Entries with figure data:
..........

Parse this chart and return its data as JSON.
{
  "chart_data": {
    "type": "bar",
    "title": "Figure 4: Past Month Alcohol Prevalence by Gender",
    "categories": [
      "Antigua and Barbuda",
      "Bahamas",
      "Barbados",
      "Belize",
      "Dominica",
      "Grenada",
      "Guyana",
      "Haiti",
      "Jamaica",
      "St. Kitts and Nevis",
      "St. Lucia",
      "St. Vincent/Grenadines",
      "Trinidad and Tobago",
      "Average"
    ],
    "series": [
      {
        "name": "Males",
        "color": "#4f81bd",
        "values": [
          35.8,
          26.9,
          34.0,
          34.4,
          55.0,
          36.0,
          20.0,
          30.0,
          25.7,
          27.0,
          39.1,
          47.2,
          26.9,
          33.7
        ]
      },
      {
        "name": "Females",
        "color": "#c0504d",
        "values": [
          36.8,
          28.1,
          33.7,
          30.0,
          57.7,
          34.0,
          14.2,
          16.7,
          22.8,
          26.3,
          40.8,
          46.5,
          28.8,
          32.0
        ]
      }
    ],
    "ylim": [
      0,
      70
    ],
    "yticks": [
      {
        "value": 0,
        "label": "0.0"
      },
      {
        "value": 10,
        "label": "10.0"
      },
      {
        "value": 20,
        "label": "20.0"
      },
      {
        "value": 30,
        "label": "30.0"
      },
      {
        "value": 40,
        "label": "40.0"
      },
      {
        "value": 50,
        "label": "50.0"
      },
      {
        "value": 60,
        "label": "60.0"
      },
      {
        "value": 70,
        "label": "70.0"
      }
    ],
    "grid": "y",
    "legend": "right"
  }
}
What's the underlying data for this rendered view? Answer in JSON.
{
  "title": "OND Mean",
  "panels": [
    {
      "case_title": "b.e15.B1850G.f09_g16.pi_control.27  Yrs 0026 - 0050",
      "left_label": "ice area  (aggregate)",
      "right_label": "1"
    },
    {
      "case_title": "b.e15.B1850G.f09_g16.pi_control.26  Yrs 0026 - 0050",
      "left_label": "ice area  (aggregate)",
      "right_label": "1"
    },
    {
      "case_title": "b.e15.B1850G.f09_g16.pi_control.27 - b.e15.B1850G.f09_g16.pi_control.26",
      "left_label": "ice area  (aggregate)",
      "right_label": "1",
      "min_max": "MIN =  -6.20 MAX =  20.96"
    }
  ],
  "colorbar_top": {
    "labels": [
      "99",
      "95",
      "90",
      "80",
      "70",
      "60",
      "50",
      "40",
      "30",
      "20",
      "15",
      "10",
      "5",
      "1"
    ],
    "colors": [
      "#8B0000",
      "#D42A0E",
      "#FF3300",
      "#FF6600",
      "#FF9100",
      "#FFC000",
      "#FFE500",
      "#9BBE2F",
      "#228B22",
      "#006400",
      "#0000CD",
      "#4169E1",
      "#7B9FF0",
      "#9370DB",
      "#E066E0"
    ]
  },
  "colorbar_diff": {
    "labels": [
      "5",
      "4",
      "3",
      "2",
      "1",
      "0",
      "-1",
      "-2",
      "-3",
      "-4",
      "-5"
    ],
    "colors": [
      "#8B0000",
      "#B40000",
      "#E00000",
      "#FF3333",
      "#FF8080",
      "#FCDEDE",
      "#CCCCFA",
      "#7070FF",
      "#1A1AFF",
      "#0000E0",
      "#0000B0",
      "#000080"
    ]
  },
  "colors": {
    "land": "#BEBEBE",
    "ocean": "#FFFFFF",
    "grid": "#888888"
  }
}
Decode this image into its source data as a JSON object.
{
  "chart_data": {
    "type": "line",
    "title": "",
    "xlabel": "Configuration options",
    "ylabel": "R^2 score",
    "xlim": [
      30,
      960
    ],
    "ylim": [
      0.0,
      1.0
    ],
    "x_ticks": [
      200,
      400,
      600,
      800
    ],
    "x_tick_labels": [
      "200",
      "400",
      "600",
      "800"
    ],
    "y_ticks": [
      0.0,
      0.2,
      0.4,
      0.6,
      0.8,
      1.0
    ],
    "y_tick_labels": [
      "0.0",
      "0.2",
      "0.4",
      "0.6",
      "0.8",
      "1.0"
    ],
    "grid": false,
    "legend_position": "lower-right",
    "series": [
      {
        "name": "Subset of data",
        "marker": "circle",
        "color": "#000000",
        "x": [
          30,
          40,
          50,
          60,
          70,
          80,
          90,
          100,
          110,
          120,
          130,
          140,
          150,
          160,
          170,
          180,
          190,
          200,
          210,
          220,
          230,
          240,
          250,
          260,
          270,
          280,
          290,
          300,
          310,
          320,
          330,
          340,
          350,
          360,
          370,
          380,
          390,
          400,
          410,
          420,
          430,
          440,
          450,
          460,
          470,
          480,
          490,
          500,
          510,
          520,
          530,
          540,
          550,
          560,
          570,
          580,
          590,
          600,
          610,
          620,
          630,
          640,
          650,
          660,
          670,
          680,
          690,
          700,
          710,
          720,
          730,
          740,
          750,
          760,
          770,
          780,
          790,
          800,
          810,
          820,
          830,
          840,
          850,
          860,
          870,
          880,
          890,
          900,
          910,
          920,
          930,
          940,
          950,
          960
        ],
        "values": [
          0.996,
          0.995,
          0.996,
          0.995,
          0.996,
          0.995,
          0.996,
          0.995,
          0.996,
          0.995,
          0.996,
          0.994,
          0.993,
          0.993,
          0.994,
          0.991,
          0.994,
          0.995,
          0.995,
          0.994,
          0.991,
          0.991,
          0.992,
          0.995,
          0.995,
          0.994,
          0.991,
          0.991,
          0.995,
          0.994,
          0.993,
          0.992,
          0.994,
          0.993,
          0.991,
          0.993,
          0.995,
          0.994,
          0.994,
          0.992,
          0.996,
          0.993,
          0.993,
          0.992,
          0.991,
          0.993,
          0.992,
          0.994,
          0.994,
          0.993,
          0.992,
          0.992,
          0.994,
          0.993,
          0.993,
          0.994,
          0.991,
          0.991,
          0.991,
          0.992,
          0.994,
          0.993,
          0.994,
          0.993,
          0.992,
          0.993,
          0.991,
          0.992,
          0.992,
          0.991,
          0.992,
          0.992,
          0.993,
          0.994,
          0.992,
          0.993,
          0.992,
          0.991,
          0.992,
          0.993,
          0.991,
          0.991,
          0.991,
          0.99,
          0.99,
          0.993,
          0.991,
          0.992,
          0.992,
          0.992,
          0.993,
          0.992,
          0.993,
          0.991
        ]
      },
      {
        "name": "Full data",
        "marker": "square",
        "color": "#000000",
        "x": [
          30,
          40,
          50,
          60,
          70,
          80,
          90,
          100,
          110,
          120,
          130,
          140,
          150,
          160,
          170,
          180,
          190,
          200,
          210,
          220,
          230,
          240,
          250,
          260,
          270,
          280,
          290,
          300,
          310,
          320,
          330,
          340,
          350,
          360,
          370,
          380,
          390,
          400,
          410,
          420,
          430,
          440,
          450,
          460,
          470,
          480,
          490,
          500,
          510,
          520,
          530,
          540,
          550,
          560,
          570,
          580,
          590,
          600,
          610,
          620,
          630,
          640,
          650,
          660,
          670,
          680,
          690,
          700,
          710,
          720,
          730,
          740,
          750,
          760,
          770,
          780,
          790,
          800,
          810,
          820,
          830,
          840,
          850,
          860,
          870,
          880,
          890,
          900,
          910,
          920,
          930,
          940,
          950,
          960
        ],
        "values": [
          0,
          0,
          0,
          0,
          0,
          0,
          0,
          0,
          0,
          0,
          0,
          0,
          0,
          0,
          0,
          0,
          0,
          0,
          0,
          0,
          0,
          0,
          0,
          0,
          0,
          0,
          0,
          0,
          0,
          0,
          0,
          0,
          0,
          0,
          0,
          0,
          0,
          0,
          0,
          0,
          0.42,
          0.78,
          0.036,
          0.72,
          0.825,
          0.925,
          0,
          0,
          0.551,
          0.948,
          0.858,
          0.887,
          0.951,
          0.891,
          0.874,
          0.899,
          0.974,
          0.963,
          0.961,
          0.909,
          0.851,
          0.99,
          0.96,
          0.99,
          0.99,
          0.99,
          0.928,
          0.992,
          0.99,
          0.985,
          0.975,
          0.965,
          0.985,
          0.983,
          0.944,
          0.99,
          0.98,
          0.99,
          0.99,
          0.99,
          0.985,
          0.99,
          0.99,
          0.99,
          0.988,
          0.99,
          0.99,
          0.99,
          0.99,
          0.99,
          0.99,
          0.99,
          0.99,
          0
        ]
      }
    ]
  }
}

..........

What you will do: Scan the material and collect every line that contains "this".

The output:
Parse this chart and return its data as JSON.
What's the underlying data for this rendered view? Answer in JSON.
Decode this image into its source data as a JSON object.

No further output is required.